(Dataset entries)
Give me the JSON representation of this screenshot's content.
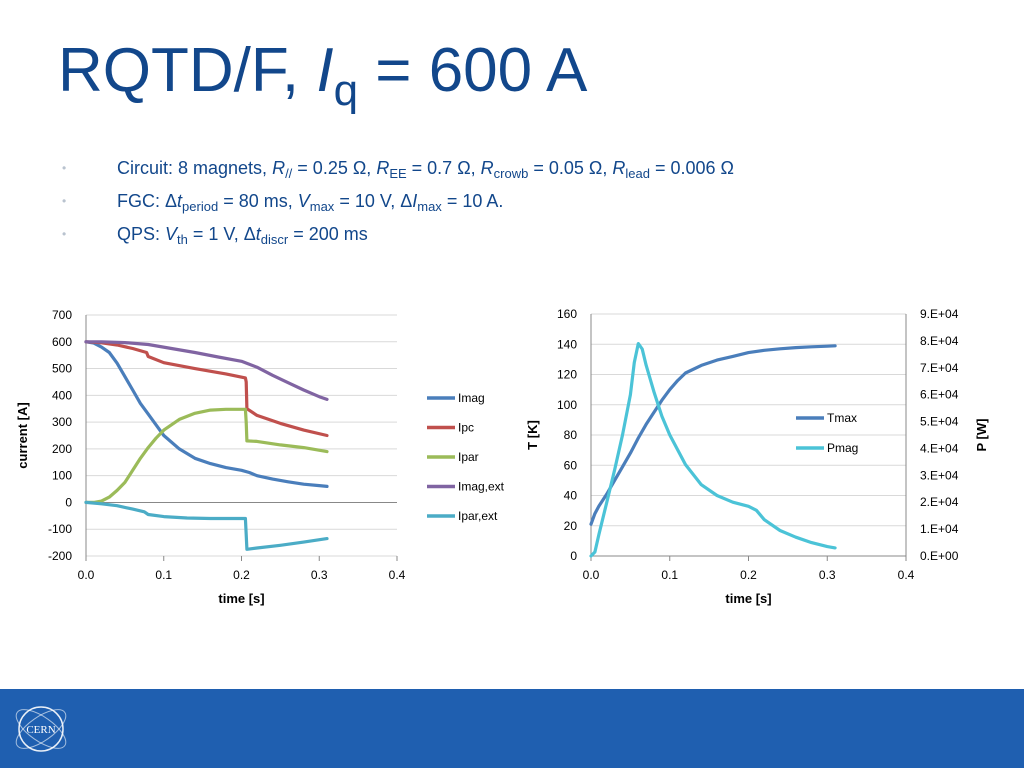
{
  "slide": {
    "title": {
      "main": "RQTD/F, ",
      "var": "I",
      "sub": "q",
      "rest": " = 600 A"
    },
    "bullets": [
      [
        {
          "t": "Circuit: 8 magnets, "
        },
        {
          "t": "R",
          "s": "i"
        },
        {
          "t": "//",
          "s": "sub"
        },
        {
          "t": " = 0.25 Ω, "
        },
        {
          "t": "R",
          "s": "i"
        },
        {
          "t": "EE",
          "s": "sub"
        },
        {
          "t": " = 0.7 Ω, "
        },
        {
          "t": "R",
          "s": "i"
        },
        {
          "t": "crowb",
          "s": "sub"
        },
        {
          "t": " = 0.05 Ω, "
        },
        {
          "t": "R",
          "s": "i"
        },
        {
          "t": "lead",
          "s": "sub"
        },
        {
          "t": " = 0.006 Ω"
        }
      ],
      [
        {
          "t": "FGC: Δ"
        },
        {
          "t": "t",
          "s": "i"
        },
        {
          "t": "period",
          "s": "sub"
        },
        {
          "t": " = 80 ms, "
        },
        {
          "t": "V",
          "s": "i"
        },
        {
          "t": "max",
          "s": "sub"
        },
        {
          "t": " = 10 V, Δ"
        },
        {
          "t": "I",
          "s": "i"
        },
        {
          "t": "max",
          "s": "sub"
        },
        {
          "t": " = 10 A."
        }
      ],
      [
        {
          "t": "QPS: "
        },
        {
          "t": "V",
          "s": "i"
        },
        {
          "t": "th",
          "s": "sub"
        },
        {
          "t": " = 1 V, Δ"
        },
        {
          "t": "t",
          "s": "i"
        },
        {
          "t": "discr",
          "s": "sub"
        },
        {
          "t": " = 200 ms"
        }
      ]
    ],
    "bullet_glyph": "•",
    "logo_text": "CERN",
    "colors": {
      "title": "#12478b",
      "footer": "#1f5fb0"
    }
  },
  "chart_data": [
    {
      "type": "line",
      "xlabel": "time [s]",
      "ylabel": "current [A]",
      "xlim": [
        0,
        0.4
      ],
      "ylim": [
        -200,
        700
      ],
      "xticks": [
        "0.0",
        "0.1",
        "0.2",
        "0.3",
        "0.4"
      ],
      "yticks": [
        "-200",
        "-100",
        "0",
        "100",
        "200",
        "300",
        "400",
        "500",
        "600",
        "700"
      ],
      "grid": true,
      "legend": "right",
      "series": [
        {
          "name": "Imag",
          "color": "#4a7ebb",
          "x": [
            0,
            0.01,
            0.02,
            0.03,
            0.04,
            0.05,
            0.06,
            0.07,
            0.08,
            0.09,
            0.1,
            0.12,
            0.14,
            0.16,
            0.18,
            0.2,
            0.21,
            0.22,
            0.24,
            0.26,
            0.28,
            0.3,
            0.31
          ],
          "y": [
            600,
            595,
            580,
            560,
            520,
            470,
            420,
            370,
            330,
            290,
            250,
            200,
            165,
            145,
            130,
            120,
            112,
            100,
            87,
            77,
            68,
            63,
            60
          ]
        },
        {
          "name": "Ipc",
          "color": "#c0504d",
          "x": [
            0,
            0.02,
            0.04,
            0.06,
            0.078,
            0.08,
            0.1,
            0.14,
            0.18,
            0.205,
            0.206,
            0.207,
            0.22,
            0.25,
            0.28,
            0.31
          ],
          "y": [
            600,
            596,
            588,
            575,
            560,
            545,
            522,
            500,
            480,
            465,
            450,
            350,
            325,
            295,
            270,
            250
          ]
        },
        {
          "name": "Ipar",
          "color": "#9bbb59",
          "x": [
            0,
            0.01,
            0.02,
            0.03,
            0.04,
            0.05,
            0.06,
            0.07,
            0.08,
            0.09,
            0.1,
            0.12,
            0.14,
            0.16,
            0.18,
            0.205,
            0.206,
            0.207,
            0.22,
            0.25,
            0.28,
            0.31
          ],
          "y": [
            0,
            0,
            5,
            20,
            45,
            75,
            120,
            165,
            205,
            240,
            270,
            310,
            333,
            345,
            348,
            348,
            300,
            230,
            228,
            215,
            205,
            190
          ]
        },
        {
          "name": "Imag,ext",
          "color": "#8064a2",
          "x": [
            0,
            0.02,
            0.05,
            0.08,
            0.11,
            0.14,
            0.17,
            0.2,
            0.22,
            0.24,
            0.26,
            0.28,
            0.3,
            0.31
          ],
          "y": [
            600,
            600,
            597,
            590,
            575,
            560,
            543,
            527,
            505,
            475,
            447,
            420,
            395,
            385
          ]
        },
        {
          "name": "Ipar,ext",
          "color": "#4bacc6",
          "x": [
            0,
            0.02,
            0.04,
            0.06,
            0.075,
            0.08,
            0.1,
            0.13,
            0.16,
            0.18,
            0.205,
            0.206,
            0.207,
            0.22,
            0.25,
            0.28,
            0.31
          ],
          "y": [
            0,
            -5,
            -12,
            -25,
            -35,
            -45,
            -53,
            -58,
            -60,
            -60,
            -60,
            -120,
            -175,
            -170,
            -160,
            -148,
            -135
          ]
        }
      ]
    },
    {
      "type": "line",
      "xlabel": "time [s]",
      "ylabel": "T [K]",
      "y2label": "P [W]",
      "xlim": [
        0,
        0.4
      ],
      "ylim": [
        0,
        160
      ],
      "y2lim": [
        0,
        90000
      ],
      "xticks": [
        "0.0",
        "0.1",
        "0.2",
        "0.3",
        "0.4"
      ],
      "yticks": [
        "0",
        "20",
        "40",
        "60",
        "80",
        "100",
        "120",
        "140",
        "160"
      ],
      "y2ticks": [
        "0.E+00",
        "1.E+04",
        "2.E+04",
        "3.E+04",
        "4.E+04",
        "5.E+04",
        "6.E+04",
        "7.E+04",
        "8.E+04",
        "9.E+04"
      ],
      "grid": true,
      "legend": "right",
      "series": [
        {
          "name": "Tmax",
          "color": "#4a7ebb",
          "axis": "left",
          "x": [
            0,
            0.005,
            0.01,
            0.02,
            0.03,
            0.04,
            0.05,
            0.06,
            0.07,
            0.08,
            0.09,
            0.1,
            0.11,
            0.12,
            0.14,
            0.16,
            0.18,
            0.2,
            0.22,
            0.24,
            0.26,
            0.28,
            0.3,
            0.31
          ],
          "y": [
            21,
            28,
            33,
            41,
            50,
            59,
            68,
            78,
            87,
            95,
            103,
            110,
            116,
            121,
            126,
            129.5,
            132,
            134.5,
            136,
            137,
            137.8,
            138.3,
            138.7,
            139
          ]
        },
        {
          "name": "Pmag",
          "color": "#4bc3d7",
          "axis": "right",
          "x": [
            0,
            0.005,
            0.01,
            0.02,
            0.03,
            0.04,
            0.05,
            0.055,
            0.06,
            0.065,
            0.07,
            0.08,
            0.09,
            0.1,
            0.12,
            0.14,
            0.16,
            0.18,
            0.2,
            0.21,
            0.22,
            0.24,
            0.26,
            0.28,
            0.3,
            0.31
          ],
          "y": [
            0,
            1500,
            8000,
            20000,
            32000,
            45000,
            60000,
            72000,
            79000,
            77000,
            71000,
            61000,
            52000,
            45000,
            34000,
            26500,
            22500,
            20000,
            18500,
            17000,
            13500,
            9500,
            7000,
            5000,
            3500,
            3000
          ]
        }
      ]
    }
  ]
}
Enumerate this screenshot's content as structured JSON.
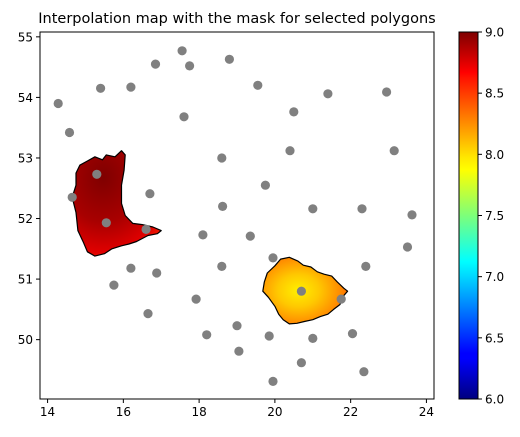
{
  "chart_data": {
    "type": "scatter",
    "title": "Interpolation map with the mask for selected polygons",
    "xlabel": "",
    "ylabel": "",
    "xlim": [
      13.8,
      24.2
    ],
    "ylim": [
      49.02,
      55.08
    ],
    "xticks": [
      14,
      16,
      18,
      20,
      22,
      24
    ],
    "yticks": [
      50,
      51,
      52,
      53,
      54,
      55
    ],
    "grid": false,
    "point_color": "#808080",
    "points": [
      {
        "x": 14.28,
        "y": 53.9
      },
      {
        "x": 14.58,
        "y": 53.42
      },
      {
        "x": 15.4,
        "y": 54.15
      },
      {
        "x": 16.2,
        "y": 54.17
      },
      {
        "x": 16.85,
        "y": 54.55
      },
      {
        "x": 17.55,
        "y": 54.77
      },
      {
        "x": 17.75,
        "y": 54.52
      },
      {
        "x": 18.8,
        "y": 54.63
      },
      {
        "x": 19.55,
        "y": 54.2
      },
      {
        "x": 21.4,
        "y": 54.06
      },
      {
        "x": 22.95,
        "y": 54.09
      },
      {
        "x": 17.6,
        "y": 53.68
      },
      {
        "x": 20.5,
        "y": 53.76
      },
      {
        "x": 18.6,
        "y": 53.0
      },
      {
        "x": 20.4,
        "y": 53.12
      },
      {
        "x": 23.15,
        "y": 53.12
      },
      {
        "x": 15.3,
        "y": 52.73
      },
      {
        "x": 16.7,
        "y": 52.41
      },
      {
        "x": 19.75,
        "y": 52.55
      },
      {
        "x": 14.65,
        "y": 52.35
      },
      {
        "x": 18.62,
        "y": 52.2
      },
      {
        "x": 21.0,
        "y": 52.16
      },
      {
        "x": 22.3,
        "y": 52.16
      },
      {
        "x": 23.62,
        "y": 52.06
      },
      {
        "x": 15.55,
        "y": 51.93
      },
      {
        "x": 16.6,
        "y": 51.82
      },
      {
        "x": 18.1,
        "y": 51.73
      },
      {
        "x": 19.35,
        "y": 51.71
      },
      {
        "x": 23.5,
        "y": 51.53
      },
      {
        "x": 19.95,
        "y": 51.35
      },
      {
        "x": 16.2,
        "y": 51.18
      },
      {
        "x": 16.88,
        "y": 51.1
      },
      {
        "x": 18.6,
        "y": 51.21
      },
      {
        "x": 22.4,
        "y": 51.21
      },
      {
        "x": 15.75,
        "y": 50.9
      },
      {
        "x": 20.7,
        "y": 50.8
      },
      {
        "x": 17.92,
        "y": 50.67
      },
      {
        "x": 21.75,
        "y": 50.67
      },
      {
        "x": 16.65,
        "y": 50.43
      },
      {
        "x": 18.2,
        "y": 50.08
      },
      {
        "x": 19.0,
        "y": 50.23
      },
      {
        "x": 19.85,
        "y": 50.06
      },
      {
        "x": 21.0,
        "y": 50.02
      },
      {
        "x": 22.05,
        "y": 50.1
      },
      {
        "x": 19.05,
        "y": 49.81
      },
      {
        "x": 20.7,
        "y": 49.62
      },
      {
        "x": 22.35,
        "y": 49.47
      },
      {
        "x": 19.95,
        "y": 49.31
      }
    ],
    "masked_regions": [
      {
        "value_range": [
          8.6,
          9.0
        ],
        "polygon": [
          [
            14.85,
            52.88
          ],
          [
            15.05,
            52.95
          ],
          [
            15.25,
            53.02
          ],
          [
            15.45,
            52.97
          ],
          [
            15.55,
            53.05
          ],
          [
            15.78,
            53.02
          ],
          [
            15.95,
            53.12
          ],
          [
            16.05,
            53.05
          ],
          [
            16.02,
            52.8
          ],
          [
            15.95,
            52.55
          ],
          [
            15.95,
            52.25
          ],
          [
            16.05,
            52.05
          ],
          [
            16.25,
            51.92
          ],
          [
            16.5,
            51.9
          ],
          [
            16.78,
            51.86
          ],
          [
            17.0,
            51.8
          ],
          [
            16.9,
            51.75
          ],
          [
            16.65,
            51.72
          ],
          [
            16.35,
            51.62
          ],
          [
            16.15,
            51.58
          ],
          [
            15.95,
            51.55
          ],
          [
            15.7,
            51.5
          ],
          [
            15.5,
            51.42
          ],
          [
            15.25,
            51.38
          ],
          [
            15.05,
            51.45
          ],
          [
            14.95,
            51.6
          ],
          [
            14.8,
            51.8
          ],
          [
            14.75,
            52.1
          ],
          [
            14.65,
            52.35
          ],
          [
            14.75,
            52.55
          ],
          [
            14.75,
            52.75
          ]
        ]
      },
      {
        "value_range": [
          7.9,
          8.6
        ],
        "polygon": [
          [
            19.8,
            51.1
          ],
          [
            20.0,
            51.22
          ],
          [
            20.15,
            51.33
          ],
          [
            20.38,
            51.36
          ],
          [
            20.6,
            51.3
          ],
          [
            20.75,
            51.23
          ],
          [
            20.95,
            51.2
          ],
          [
            21.12,
            51.12
          ],
          [
            21.3,
            51.08
          ],
          [
            21.5,
            51.05
          ],
          [
            21.65,
            50.95
          ],
          [
            21.82,
            50.85
          ],
          [
            21.92,
            50.8
          ],
          [
            21.78,
            50.7
          ],
          [
            21.72,
            50.58
          ],
          [
            21.55,
            50.5
          ],
          [
            21.4,
            50.42
          ],
          [
            21.2,
            50.38
          ],
          [
            21.0,
            50.33
          ],
          [
            20.78,
            50.3
          ],
          [
            20.58,
            50.27
          ],
          [
            20.38,
            50.26
          ],
          [
            20.22,
            50.33
          ],
          [
            20.1,
            50.42
          ],
          [
            20.0,
            50.55
          ],
          [
            19.83,
            50.7
          ],
          [
            19.68,
            50.8
          ],
          [
            19.72,
            50.95
          ]
        ]
      }
    ],
    "colorbar": {
      "colormap": "jet",
      "min": 6.0,
      "max": 9.0,
      "ticks": [
        "6.0",
        "6.5",
        "7.0",
        "7.5",
        "8.0",
        "8.5",
        "9.0"
      ]
    }
  }
}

(TASK PROMPT) Go through the listing above and pull out each line containing the word "title".

(SOLVED PROBLEM)
    "title": {
      "title": "#12478b",
    "title": "Interpolation map with the mask for selected polygons",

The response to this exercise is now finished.